§ REQUIREMENT: Reproduce the records below in full and without edits, omitting images.
>> Begin SOURCE MATERIAL
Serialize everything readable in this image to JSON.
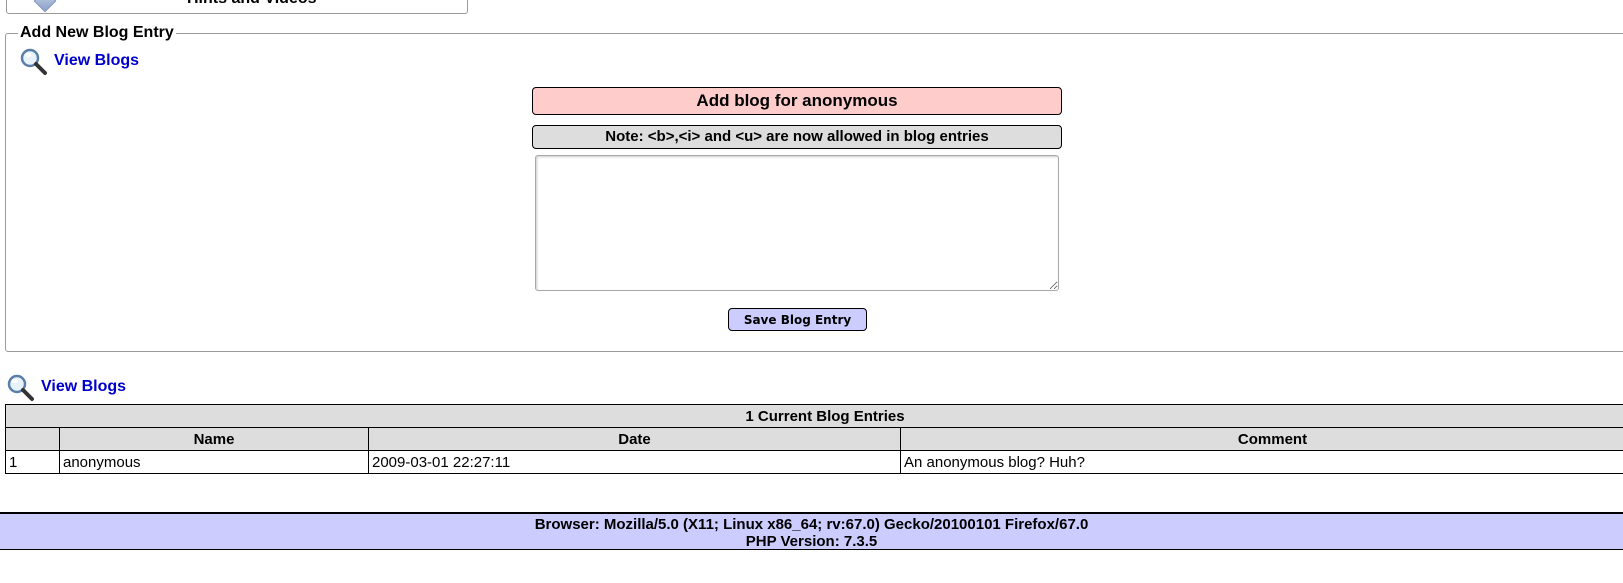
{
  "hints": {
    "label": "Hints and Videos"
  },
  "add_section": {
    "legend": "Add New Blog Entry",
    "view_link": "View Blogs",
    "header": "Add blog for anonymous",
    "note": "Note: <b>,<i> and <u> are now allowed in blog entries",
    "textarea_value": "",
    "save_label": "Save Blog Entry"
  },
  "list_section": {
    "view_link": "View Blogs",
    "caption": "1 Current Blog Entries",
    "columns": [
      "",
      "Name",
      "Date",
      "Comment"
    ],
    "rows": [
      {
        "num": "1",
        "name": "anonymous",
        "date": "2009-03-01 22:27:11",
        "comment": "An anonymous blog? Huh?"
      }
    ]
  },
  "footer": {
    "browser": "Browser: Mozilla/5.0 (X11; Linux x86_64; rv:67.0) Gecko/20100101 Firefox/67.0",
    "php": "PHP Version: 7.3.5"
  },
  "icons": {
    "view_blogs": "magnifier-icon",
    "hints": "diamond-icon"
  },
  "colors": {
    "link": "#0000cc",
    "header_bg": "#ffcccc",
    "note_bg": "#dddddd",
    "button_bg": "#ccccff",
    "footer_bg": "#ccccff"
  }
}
>> End SOURCE MATERIAL
§ ANSWER TO THIS EXERCISE:
Serialize everything readable in this image to JSON.
{
  "hints": {
    "label": "Hints and Videos"
  },
  "add_section": {
    "legend": "Add New Blog Entry",
    "view_link": "View Blogs",
    "header": "Add blog for anonymous",
    "note": "Note: <b>,<i> and <u> are now allowed in blog entries",
    "textarea_value": "",
    "save_label": "Save Blog Entry"
  },
  "list_section": {
    "view_link": "View Blogs",
    "caption": "1 Current Blog Entries",
    "columns": [
      "",
      "Name",
      "Date",
      "Comment"
    ],
    "rows": [
      {
        "num": "1",
        "name": "anonymous",
        "date": "2009-03-01 22:27:11",
        "comment": "An anonymous blog? Huh?"
      }
    ]
  },
  "footer": {
    "browser": "Browser: Mozilla/5.0 (X11; Linux x86_64; rv:67.0) Gecko/20100101 Firefox/67.0",
    "php": "PHP Version: 7.3.5"
  },
  "icons": {
    "view_blogs": "magnifier-icon",
    "hints": "diamond-icon"
  },
  "colors": {
    "link": "#0000cc",
    "header_bg": "#ffcccc",
    "note_bg": "#dddddd",
    "button_bg": "#ccccff",
    "footer_bg": "#ccccff"
  }
}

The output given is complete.